Objective: Search the data below for "text"; list each line that holds it.

Available data:
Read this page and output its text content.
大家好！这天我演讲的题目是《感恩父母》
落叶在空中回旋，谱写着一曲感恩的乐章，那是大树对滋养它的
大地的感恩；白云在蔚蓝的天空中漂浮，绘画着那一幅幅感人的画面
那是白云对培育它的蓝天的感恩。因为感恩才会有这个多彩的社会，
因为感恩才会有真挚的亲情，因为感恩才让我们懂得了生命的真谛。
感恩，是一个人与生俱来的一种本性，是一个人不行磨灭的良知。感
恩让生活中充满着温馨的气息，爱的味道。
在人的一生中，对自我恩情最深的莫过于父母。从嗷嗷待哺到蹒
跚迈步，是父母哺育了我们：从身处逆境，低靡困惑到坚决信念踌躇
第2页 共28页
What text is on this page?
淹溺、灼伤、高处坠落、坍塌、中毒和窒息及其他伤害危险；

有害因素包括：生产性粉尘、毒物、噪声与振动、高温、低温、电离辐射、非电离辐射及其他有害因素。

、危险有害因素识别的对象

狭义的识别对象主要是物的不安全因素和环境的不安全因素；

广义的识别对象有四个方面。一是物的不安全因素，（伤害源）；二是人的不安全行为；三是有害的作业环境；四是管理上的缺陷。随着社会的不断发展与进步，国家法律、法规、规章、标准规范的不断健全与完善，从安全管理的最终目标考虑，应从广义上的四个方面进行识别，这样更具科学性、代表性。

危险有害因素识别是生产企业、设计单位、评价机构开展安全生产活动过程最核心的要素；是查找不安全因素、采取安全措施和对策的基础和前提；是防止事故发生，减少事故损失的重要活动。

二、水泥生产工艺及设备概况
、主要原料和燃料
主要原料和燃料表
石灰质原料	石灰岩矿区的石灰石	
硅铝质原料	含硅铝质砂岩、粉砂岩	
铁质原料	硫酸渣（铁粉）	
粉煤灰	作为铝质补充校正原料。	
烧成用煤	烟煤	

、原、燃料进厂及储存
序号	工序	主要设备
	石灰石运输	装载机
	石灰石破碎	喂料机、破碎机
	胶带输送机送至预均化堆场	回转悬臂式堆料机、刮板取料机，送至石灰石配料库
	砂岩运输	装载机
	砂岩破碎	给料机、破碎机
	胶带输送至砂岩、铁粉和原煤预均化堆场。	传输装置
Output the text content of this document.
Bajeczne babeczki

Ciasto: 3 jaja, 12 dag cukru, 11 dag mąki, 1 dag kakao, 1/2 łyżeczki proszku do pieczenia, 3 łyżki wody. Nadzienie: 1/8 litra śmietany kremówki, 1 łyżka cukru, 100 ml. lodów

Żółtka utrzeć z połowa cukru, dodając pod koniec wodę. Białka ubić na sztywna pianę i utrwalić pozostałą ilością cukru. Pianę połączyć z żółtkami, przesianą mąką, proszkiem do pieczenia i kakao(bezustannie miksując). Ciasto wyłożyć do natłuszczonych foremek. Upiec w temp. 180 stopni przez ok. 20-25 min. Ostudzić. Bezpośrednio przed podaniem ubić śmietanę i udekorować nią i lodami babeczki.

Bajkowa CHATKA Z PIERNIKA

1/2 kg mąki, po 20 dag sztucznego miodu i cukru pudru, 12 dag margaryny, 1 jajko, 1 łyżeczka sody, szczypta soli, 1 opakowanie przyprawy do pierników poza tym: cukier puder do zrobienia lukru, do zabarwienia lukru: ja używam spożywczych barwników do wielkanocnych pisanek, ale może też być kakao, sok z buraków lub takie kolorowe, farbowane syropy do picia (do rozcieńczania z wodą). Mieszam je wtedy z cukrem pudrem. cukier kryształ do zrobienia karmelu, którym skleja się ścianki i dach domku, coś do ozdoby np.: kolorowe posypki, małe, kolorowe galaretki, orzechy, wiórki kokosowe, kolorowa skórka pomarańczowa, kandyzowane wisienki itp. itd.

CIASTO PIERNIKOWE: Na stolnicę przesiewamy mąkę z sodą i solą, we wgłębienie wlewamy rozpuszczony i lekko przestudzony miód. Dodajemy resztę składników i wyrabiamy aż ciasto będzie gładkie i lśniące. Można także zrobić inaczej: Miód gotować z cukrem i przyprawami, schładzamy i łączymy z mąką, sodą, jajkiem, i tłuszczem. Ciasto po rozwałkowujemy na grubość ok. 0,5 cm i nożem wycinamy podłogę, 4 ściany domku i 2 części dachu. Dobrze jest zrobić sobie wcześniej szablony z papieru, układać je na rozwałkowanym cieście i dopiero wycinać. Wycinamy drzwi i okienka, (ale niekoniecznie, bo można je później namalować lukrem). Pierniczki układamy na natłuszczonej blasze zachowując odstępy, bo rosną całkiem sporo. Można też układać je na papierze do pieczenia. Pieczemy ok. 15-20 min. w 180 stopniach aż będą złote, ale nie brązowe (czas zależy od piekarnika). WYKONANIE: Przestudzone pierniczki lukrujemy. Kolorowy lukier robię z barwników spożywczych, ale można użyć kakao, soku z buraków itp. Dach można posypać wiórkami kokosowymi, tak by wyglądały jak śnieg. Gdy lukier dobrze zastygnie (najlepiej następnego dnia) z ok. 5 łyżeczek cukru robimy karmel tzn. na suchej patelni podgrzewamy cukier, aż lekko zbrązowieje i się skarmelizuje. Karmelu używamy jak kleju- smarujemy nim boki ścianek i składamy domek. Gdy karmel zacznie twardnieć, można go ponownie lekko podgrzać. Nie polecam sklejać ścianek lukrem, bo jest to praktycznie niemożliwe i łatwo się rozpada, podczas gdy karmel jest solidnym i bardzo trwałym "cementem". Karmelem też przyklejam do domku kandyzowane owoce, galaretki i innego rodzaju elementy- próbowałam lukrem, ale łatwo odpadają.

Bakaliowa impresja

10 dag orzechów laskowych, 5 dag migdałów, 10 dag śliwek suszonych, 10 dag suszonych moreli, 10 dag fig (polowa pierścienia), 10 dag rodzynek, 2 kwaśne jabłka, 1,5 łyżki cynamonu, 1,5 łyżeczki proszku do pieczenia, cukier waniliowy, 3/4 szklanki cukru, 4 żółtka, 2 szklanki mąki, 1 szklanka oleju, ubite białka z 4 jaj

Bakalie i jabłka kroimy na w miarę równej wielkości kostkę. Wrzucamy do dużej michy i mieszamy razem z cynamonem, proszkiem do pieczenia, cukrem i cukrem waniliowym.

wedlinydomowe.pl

Full response:
Read this page and output its text content.
What text is on this page?
Output the text content of this document.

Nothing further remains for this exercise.